From the passage on January inflation, quote verbatim the stretch that begins with the words "Despite all of" and ends with "higher interest rates.".

**PROVIDED PASSAGE:**
----

Despite all of the economic tightening by the Federal Reserve to bring down inflation, the opposite happened in January, according to the latest data from the Bureau of Economic Analysis. The Personal Consumption Expenditures index, the Fed’s preferred inflation gauge, was up 5.4% from a year ago, a hair higher than December’s 5.3%.

That December figure was also revised up from 5%, showing prices of goods and services rose faster in December than previously reported. Meanwhile, the monthly price for goods and services climbed 0.6% in January, the largest monthly gain since last summer.

This data follows the consumer price report — which showed inflation barely slowed in that data set — and a shockingly strong jobs report for January.

So what does this mean beyond inflation being stubbornly high? The market consensus is higher interest rates.

The Fed hiked its benchmark interest rate for the eighth time in a year earlier this month. And at a 25-basis point increase, it was the smallest hike since the Fed started its campaign in March 2022.

----

**DATA PROVIDED:**
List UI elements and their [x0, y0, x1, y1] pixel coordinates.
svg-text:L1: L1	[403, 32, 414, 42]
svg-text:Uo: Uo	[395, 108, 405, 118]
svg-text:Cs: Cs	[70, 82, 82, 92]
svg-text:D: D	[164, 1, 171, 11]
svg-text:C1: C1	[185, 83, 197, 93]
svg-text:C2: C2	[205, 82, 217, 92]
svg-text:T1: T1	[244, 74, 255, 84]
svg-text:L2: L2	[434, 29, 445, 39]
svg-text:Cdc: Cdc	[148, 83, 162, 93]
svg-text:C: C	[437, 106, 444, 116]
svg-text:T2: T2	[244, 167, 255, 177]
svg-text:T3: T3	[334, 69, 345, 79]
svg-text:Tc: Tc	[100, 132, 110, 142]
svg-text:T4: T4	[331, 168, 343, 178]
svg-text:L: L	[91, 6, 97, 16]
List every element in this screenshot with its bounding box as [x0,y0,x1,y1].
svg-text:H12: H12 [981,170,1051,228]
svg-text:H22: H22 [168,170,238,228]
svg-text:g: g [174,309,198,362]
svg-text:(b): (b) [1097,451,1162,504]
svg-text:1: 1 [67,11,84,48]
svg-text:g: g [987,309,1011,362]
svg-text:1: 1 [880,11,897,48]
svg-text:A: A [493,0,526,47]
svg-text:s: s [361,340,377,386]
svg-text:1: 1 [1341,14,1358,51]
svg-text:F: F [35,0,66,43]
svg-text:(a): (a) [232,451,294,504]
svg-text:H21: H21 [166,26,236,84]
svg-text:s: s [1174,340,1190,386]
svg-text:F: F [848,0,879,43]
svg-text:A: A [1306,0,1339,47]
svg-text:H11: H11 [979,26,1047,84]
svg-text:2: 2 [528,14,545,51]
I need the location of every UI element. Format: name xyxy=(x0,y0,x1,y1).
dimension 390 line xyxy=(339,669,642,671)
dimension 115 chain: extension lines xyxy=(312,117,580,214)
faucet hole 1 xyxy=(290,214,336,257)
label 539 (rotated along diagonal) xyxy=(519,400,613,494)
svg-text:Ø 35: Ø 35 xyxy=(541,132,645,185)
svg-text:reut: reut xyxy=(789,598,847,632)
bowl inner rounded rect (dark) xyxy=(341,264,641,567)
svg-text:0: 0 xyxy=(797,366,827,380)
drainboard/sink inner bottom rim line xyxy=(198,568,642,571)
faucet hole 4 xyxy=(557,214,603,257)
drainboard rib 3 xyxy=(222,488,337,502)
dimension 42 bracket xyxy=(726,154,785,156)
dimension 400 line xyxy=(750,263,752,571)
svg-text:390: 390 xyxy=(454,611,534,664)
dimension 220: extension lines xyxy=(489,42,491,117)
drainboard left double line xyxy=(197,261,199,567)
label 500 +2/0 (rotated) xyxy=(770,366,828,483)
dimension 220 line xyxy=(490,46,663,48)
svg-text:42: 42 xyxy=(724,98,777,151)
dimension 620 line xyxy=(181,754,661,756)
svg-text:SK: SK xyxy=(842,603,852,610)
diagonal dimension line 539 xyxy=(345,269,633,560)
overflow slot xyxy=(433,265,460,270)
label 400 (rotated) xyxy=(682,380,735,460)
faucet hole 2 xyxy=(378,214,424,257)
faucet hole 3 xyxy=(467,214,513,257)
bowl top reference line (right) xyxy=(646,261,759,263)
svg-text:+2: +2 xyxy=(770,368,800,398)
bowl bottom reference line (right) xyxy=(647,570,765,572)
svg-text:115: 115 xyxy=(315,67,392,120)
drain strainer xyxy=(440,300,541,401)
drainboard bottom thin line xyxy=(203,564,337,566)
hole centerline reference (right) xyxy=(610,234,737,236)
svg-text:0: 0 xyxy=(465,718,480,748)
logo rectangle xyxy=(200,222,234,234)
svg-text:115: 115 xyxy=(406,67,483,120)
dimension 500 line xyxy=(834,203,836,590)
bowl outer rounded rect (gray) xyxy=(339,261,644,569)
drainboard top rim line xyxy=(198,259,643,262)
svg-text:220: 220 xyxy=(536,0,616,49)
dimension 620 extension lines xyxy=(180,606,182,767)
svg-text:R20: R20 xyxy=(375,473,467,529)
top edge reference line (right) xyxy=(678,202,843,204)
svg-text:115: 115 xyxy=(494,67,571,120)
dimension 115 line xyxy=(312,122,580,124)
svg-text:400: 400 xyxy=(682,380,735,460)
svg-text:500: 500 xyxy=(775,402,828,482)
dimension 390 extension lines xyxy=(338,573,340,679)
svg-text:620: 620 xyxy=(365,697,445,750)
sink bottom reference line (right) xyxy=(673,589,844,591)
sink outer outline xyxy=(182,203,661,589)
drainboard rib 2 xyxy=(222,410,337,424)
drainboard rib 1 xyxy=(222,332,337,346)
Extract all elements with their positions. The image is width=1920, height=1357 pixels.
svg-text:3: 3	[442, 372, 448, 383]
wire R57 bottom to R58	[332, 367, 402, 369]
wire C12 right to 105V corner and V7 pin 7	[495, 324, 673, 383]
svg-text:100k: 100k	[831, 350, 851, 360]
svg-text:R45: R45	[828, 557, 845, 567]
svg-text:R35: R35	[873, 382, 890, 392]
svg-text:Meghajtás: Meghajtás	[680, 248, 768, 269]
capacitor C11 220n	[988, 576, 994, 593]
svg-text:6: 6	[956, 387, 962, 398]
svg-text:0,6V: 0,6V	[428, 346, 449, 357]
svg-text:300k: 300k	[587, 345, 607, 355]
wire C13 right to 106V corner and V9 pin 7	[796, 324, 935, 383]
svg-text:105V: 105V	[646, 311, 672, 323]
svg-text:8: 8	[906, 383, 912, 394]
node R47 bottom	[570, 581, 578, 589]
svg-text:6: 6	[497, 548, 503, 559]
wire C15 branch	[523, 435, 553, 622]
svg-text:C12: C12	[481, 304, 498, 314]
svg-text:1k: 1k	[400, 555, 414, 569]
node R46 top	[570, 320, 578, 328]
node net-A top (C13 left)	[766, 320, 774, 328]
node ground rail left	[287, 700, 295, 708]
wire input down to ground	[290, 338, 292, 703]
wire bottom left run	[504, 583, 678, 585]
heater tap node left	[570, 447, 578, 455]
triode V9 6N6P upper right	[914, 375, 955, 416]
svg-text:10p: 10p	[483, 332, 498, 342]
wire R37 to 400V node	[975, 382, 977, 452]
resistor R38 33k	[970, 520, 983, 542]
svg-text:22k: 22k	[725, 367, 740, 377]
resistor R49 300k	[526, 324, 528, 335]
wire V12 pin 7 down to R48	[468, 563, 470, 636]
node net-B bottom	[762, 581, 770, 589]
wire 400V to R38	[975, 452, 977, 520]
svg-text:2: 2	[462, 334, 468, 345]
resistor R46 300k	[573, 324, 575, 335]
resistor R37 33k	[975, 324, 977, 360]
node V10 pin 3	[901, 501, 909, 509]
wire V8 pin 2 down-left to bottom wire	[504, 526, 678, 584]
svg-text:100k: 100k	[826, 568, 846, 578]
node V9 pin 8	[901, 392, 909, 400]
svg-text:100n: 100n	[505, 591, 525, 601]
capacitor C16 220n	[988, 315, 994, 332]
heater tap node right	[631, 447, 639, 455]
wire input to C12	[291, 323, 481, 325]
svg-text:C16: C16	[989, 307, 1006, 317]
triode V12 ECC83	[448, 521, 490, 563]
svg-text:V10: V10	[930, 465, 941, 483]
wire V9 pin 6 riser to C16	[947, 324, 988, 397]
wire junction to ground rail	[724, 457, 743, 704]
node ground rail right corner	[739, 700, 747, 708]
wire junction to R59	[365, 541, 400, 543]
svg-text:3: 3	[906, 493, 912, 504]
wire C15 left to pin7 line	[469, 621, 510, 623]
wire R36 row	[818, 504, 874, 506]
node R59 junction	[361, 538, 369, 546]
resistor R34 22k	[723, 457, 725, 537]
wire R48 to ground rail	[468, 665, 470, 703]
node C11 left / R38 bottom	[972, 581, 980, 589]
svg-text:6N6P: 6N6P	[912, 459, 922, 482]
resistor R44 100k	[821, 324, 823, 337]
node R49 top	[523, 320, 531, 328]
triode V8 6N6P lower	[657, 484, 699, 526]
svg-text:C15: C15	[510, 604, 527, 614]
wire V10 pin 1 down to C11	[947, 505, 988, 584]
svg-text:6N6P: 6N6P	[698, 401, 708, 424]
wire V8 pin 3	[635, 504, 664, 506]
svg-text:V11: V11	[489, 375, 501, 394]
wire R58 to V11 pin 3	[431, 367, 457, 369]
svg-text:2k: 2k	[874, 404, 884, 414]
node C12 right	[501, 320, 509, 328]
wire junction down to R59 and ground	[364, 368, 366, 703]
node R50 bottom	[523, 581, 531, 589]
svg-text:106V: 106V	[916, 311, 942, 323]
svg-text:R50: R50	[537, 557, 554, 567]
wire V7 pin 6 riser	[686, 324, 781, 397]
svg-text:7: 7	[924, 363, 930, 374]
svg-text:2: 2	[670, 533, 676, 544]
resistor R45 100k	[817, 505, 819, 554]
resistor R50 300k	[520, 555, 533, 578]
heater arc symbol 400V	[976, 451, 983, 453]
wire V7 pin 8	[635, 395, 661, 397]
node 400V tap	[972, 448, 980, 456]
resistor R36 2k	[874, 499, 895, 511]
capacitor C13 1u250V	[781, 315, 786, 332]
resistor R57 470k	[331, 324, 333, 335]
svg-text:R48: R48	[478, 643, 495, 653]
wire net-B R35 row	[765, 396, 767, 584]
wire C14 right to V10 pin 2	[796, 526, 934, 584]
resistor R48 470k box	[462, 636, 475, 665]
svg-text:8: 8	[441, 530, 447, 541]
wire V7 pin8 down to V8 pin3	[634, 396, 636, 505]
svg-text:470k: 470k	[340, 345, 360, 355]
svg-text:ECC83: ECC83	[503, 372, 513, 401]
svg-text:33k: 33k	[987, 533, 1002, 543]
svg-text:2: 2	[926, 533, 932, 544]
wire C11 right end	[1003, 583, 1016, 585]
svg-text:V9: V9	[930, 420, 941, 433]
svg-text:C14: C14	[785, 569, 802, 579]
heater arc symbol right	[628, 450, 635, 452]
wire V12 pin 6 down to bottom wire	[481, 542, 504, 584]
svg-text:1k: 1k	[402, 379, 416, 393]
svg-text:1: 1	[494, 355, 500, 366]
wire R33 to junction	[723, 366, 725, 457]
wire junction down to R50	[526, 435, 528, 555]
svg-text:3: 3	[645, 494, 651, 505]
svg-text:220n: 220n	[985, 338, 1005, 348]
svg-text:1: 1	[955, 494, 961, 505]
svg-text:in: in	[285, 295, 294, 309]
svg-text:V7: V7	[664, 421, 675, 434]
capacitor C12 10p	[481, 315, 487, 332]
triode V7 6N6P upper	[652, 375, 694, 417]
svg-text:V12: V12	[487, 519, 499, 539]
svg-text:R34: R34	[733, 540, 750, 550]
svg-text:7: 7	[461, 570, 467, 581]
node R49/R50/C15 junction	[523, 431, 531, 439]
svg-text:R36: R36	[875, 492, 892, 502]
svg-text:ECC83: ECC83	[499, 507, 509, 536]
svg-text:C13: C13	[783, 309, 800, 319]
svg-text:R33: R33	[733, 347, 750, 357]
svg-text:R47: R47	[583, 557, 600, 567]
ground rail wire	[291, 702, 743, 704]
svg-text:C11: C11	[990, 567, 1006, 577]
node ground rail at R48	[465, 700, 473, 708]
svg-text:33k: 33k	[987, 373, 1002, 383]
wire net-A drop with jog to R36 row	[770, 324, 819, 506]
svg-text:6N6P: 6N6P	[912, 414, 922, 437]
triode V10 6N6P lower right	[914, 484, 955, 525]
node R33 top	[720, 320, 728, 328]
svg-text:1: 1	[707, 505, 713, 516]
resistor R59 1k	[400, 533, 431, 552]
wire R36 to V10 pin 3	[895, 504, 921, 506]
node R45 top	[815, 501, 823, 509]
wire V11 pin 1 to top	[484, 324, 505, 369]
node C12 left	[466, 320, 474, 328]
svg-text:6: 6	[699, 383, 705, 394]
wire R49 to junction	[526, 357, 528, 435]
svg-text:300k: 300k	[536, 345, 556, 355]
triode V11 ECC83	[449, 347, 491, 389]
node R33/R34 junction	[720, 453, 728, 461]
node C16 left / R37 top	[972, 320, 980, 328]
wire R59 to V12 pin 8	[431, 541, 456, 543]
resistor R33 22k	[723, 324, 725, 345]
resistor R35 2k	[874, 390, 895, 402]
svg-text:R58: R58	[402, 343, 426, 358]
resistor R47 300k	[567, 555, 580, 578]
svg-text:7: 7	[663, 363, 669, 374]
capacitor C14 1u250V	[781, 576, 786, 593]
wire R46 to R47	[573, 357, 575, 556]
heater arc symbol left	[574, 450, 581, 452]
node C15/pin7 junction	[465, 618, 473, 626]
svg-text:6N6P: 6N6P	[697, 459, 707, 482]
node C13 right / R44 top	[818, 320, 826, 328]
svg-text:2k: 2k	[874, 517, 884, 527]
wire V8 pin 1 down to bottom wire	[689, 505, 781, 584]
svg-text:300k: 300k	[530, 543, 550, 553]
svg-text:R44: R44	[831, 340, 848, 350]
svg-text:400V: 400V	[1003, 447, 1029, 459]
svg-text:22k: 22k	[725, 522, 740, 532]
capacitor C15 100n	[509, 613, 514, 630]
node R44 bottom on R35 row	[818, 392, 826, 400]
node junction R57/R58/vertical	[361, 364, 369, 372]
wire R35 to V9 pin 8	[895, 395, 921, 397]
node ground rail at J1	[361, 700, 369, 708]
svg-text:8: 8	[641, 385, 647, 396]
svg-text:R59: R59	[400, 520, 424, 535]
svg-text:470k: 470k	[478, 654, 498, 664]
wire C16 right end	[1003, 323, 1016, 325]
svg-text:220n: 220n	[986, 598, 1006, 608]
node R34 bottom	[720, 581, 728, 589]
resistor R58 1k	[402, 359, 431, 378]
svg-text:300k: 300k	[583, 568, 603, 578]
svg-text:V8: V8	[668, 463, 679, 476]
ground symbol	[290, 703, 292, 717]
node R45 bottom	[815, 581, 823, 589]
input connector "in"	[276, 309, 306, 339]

----

**TASK ANSWER:**
Despite all of the economic tightening by the Federal Reserve to bring down inflation, the opposite happened in January, according to the latest data from the Bureau of Economic Analysis. The Personal Consumption Expenditures index, the Fed’s preferred inflation gauge, was up 5.4% from a year ago, a hair higher than December’s 5.3%.

That December figure was also revised up from 5%, showing prices of goods and services rose faster in December than previously reported. Meanwhile, the monthly price for goods and services climbed 0.6% in January, the largest monthly gain since last summer.

This data follows the consumer price report — which showed inflation barely slowed in that data set — and a shockingly strong jobs report for January.

So what does this mean beyond inflation being stubbornly high? The market consensus is higher interest rates.